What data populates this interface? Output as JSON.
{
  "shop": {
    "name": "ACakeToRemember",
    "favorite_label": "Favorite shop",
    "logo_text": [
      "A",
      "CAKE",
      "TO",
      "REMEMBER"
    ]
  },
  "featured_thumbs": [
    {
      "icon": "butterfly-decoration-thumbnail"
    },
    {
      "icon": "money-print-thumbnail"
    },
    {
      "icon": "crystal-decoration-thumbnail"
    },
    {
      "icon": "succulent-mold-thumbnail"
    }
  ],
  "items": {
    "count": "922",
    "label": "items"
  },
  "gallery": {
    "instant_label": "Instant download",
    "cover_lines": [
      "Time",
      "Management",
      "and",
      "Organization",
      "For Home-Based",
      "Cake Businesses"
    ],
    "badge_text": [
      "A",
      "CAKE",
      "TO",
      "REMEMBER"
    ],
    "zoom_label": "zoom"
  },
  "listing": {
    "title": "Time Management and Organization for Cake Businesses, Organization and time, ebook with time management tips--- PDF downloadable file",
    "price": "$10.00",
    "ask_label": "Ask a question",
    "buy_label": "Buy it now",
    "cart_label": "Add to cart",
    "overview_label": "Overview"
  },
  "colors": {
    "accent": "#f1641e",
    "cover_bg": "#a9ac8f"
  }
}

...

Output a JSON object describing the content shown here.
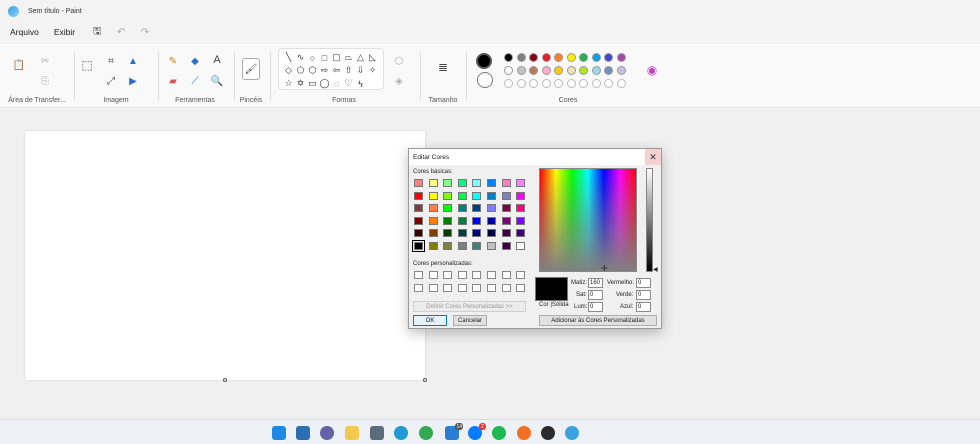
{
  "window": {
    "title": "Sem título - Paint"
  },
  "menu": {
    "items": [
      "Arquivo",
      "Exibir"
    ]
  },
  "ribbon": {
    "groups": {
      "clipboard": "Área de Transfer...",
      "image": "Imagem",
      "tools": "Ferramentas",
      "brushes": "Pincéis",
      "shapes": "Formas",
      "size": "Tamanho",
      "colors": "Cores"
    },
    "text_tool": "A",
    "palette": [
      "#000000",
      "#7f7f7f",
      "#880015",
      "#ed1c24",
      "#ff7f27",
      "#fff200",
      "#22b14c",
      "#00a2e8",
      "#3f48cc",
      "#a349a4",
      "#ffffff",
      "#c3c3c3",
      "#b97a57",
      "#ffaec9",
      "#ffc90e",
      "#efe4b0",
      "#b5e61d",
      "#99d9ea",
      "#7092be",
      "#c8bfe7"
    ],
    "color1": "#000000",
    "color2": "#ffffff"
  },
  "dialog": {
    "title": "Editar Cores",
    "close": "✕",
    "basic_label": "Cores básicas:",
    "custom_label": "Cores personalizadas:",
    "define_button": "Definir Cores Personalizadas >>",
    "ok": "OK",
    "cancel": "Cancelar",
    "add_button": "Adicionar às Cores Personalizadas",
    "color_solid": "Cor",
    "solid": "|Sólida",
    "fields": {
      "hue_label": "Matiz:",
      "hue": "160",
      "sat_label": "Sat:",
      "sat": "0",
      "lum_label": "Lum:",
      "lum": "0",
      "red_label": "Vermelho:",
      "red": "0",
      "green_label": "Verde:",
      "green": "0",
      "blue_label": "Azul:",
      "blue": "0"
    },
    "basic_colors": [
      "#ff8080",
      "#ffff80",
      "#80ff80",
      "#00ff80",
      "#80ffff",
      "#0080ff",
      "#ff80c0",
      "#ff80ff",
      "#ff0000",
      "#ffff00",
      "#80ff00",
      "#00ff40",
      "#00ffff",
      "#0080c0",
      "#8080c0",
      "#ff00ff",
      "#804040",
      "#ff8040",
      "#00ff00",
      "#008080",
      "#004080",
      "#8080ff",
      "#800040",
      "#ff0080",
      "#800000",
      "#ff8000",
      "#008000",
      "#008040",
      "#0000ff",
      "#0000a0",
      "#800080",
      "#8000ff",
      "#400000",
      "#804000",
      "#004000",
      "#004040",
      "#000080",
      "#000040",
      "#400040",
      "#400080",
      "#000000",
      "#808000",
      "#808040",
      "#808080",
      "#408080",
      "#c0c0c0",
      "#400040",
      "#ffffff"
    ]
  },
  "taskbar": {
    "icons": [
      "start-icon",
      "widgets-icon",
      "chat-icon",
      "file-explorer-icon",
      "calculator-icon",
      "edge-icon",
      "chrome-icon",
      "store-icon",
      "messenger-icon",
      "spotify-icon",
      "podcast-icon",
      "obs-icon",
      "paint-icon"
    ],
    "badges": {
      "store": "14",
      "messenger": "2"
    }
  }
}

• _What is being asked_
Keep only those lines of the records that hold "JSON", and return them.

• _Full solution_
What data populates this interface? Output as JSON.
Output a JSON object describing the content shown here.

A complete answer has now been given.